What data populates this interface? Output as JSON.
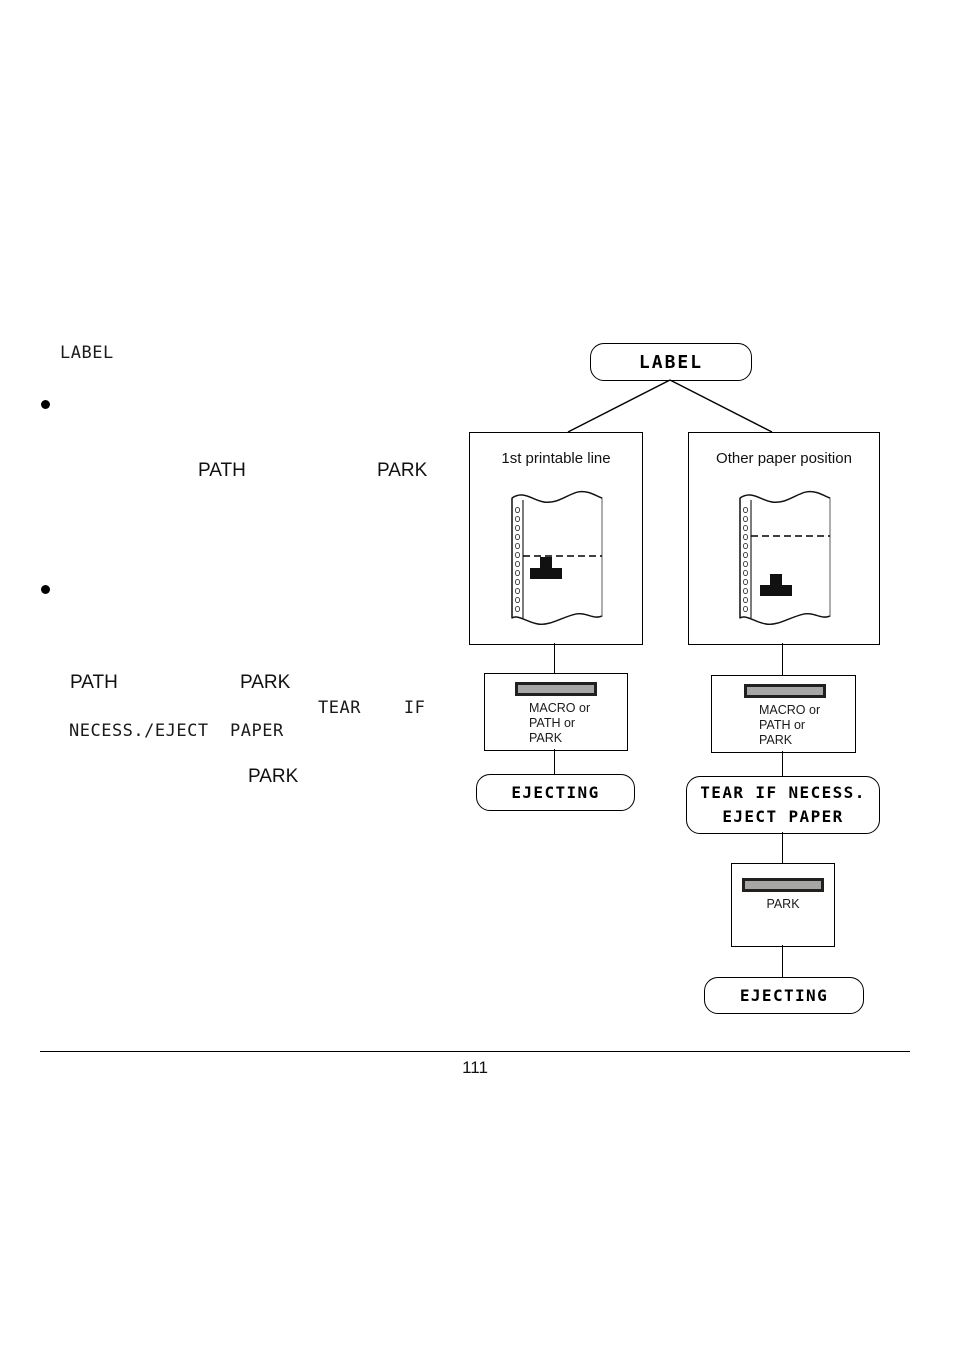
{
  "document": {
    "page_number": "111"
  },
  "body_text": {
    "label_keyword": "LABEL",
    "line_path_1": "PATH",
    "line_park_1": "PARK",
    "line_path_2": "PATH",
    "line_park_2": "PARK",
    "line_tear": "TEAR    IF",
    "line_necess": "NECESS./EJECT  PAPER",
    "line_park_3": "PARK"
  },
  "diagram": {
    "root": {
      "label": "LABEL"
    },
    "branches": [
      {
        "title": "1st printable line",
        "panel": {
          "key_label": "MACRO or\nPATH or\nPARK"
        },
        "result": "EJECTING"
      },
      {
        "title": "Other paper position",
        "panel": {
          "key_label": "MACRO or\nPATH or\nPARK"
        },
        "result": "TEAR IF NECESS.\nEJECT PAPER",
        "result_line1": "TEAR IF NECESS.",
        "result_line2": "EJECT PAPER",
        "panel2": {
          "key_label": "PARK"
        },
        "result2": "EJECTING"
      }
    ],
    "colors": {
      "key_fill": "#a6a6a6",
      "key_border": "#231f1c",
      "stroke": "#000000",
      "paper_edge": "#8a8a8a"
    }
  }
}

= = = = =

§ **Your objective**: Give every line above again exactly, with no pictures.

§ **Output of the exercise**:
What data populates this interface? Output as JSON.
{
  "document": {
    "page_number": "111"
  },
  "body_text": {
    "label_keyword": "LABEL",
    "line_path_1": "PATH",
    "line_park_1": "PARK",
    "line_path_2": "PATH",
    "line_park_2": "PARK",
    "line_tear": "TEAR    IF",
    "line_necess": "NECESS./EJECT  PAPER",
    "line_park_3": "PARK"
  },
  "diagram": {
    "root": {
      "label": "LABEL"
    },
    "branches": [
      {
        "title": "1st printable line",
        "panel": {
          "key_label": "MACRO or\nPATH or\nPARK"
        },
        "result": "EJECTING"
      },
      {
        "title": "Other paper position",
        "panel": {
          "key_label": "MACRO or\nPATH or\nPARK"
        },
        "result": "TEAR IF NECESS.\nEJECT PAPER",
        "result_line1": "TEAR IF NECESS.",
        "result_line2": "EJECT PAPER",
        "panel2": {
          "key_label": "PARK"
        },
        "result2": "EJECTING"
      }
    ],
    "colors": {
      "key_fill": "#a6a6a6",
      "key_border": "#231f1c",
      "stroke": "#000000",
      "paper_edge": "#8a8a8a"
    }
  }
}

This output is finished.